## Required work
Pick every line with "Health" from the material below.

——

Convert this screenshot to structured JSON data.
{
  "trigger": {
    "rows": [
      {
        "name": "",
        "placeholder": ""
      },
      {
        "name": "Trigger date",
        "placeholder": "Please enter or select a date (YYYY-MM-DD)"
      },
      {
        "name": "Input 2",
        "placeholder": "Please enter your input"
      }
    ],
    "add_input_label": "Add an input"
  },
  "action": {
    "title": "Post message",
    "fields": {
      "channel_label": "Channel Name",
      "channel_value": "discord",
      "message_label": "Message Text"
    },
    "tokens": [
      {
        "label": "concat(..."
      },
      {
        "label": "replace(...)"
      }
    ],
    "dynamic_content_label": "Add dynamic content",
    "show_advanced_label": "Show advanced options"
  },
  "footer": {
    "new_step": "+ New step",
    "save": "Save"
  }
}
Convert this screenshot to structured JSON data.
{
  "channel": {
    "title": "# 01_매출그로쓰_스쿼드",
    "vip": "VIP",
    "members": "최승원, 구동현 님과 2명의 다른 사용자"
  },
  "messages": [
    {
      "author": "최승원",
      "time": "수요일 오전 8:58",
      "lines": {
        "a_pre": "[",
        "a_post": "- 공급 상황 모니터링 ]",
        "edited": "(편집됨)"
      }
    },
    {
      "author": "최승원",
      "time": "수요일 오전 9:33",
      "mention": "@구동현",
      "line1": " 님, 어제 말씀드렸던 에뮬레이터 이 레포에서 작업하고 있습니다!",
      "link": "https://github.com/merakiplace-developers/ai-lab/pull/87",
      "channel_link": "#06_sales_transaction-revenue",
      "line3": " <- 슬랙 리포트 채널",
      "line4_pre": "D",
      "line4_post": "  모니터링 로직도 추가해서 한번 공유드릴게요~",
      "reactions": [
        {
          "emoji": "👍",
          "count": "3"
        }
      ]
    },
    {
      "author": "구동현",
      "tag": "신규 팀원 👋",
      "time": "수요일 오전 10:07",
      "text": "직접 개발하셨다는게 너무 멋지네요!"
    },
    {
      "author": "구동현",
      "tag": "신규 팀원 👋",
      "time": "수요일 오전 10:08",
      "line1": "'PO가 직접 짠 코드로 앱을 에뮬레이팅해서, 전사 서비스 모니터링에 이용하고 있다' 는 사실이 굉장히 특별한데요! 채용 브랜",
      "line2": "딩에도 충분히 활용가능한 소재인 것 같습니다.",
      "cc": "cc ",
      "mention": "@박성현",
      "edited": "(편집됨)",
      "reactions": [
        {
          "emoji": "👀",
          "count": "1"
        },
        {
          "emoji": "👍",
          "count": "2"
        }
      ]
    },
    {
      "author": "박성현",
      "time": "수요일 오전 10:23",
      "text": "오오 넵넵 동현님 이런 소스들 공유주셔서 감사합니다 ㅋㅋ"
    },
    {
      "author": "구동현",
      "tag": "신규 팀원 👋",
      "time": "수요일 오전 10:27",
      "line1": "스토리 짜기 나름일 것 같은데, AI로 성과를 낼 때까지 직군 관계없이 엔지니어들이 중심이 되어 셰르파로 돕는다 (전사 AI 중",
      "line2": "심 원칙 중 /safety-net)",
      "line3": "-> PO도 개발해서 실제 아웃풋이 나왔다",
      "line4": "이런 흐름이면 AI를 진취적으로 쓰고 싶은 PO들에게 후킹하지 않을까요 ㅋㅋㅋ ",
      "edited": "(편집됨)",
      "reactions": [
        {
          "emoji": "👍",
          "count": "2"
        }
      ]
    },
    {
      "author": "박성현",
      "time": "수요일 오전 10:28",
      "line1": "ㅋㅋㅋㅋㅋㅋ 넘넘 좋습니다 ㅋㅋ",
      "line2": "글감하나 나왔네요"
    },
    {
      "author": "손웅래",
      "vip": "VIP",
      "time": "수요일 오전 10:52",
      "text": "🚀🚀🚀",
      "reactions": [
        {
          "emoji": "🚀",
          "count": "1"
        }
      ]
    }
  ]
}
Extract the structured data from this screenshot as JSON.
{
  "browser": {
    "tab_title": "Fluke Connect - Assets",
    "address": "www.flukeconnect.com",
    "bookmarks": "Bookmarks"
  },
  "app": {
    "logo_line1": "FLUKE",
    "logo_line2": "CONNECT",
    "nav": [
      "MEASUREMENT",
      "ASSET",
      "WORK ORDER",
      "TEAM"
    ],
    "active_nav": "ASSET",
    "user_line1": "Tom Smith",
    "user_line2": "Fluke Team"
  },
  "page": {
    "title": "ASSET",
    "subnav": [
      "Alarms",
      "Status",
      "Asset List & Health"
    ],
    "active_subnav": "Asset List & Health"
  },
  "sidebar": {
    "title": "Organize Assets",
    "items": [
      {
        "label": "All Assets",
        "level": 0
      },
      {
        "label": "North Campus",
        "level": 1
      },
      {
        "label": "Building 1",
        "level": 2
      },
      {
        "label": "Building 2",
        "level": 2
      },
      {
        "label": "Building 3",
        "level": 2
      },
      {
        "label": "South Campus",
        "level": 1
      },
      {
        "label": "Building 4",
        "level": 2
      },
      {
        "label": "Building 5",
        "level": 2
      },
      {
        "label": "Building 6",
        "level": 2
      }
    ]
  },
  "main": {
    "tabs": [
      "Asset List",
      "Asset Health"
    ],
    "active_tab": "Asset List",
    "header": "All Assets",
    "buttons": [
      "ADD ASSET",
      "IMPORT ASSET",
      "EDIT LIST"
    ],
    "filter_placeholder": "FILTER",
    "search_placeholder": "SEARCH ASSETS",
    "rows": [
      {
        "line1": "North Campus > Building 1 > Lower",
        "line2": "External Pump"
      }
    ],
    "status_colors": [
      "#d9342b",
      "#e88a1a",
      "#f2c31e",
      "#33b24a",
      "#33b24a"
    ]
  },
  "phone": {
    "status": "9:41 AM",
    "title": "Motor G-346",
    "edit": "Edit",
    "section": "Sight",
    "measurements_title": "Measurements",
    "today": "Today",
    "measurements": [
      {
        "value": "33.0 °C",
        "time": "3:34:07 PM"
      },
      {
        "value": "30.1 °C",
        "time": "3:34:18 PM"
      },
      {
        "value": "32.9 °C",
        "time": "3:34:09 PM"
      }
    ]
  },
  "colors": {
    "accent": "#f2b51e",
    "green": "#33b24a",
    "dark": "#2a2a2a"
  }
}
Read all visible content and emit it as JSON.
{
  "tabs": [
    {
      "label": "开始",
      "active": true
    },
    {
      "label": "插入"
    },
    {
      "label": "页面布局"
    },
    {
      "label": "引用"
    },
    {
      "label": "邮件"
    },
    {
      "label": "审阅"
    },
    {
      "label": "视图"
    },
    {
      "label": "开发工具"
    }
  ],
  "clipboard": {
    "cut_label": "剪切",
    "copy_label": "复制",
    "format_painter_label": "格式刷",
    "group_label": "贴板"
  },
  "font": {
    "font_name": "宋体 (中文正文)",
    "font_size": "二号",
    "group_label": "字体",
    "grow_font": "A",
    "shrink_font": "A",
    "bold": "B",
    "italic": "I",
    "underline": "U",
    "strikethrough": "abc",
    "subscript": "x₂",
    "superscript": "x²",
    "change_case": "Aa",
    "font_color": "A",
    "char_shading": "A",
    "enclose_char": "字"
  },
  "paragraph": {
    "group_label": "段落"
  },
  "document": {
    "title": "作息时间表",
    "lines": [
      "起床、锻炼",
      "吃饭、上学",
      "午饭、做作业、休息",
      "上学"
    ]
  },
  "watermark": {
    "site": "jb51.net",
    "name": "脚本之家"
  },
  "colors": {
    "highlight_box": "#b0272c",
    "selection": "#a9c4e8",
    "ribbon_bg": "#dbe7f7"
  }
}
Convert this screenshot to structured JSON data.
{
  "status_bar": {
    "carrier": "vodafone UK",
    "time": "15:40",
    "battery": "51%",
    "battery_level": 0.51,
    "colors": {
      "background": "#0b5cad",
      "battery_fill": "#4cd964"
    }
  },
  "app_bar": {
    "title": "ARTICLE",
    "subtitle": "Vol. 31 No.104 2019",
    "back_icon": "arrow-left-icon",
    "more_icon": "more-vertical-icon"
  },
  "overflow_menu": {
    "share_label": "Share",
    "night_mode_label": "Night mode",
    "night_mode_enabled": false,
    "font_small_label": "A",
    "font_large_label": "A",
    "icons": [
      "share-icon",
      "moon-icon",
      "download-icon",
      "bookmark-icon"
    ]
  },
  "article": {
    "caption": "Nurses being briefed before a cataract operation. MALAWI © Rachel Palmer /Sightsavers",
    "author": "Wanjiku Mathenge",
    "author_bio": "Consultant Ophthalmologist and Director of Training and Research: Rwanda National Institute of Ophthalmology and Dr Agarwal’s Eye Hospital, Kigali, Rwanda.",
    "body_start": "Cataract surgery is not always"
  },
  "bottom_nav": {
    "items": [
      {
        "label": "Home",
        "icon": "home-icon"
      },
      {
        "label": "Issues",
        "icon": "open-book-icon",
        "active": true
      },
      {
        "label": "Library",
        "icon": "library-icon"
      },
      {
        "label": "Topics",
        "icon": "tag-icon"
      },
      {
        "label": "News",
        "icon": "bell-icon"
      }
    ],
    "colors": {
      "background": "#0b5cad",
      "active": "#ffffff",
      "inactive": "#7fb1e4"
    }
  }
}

——

## Exercise output
      "Asset List & Health"
    "active_subnav": "Asset List & Health"
      "Asset Health"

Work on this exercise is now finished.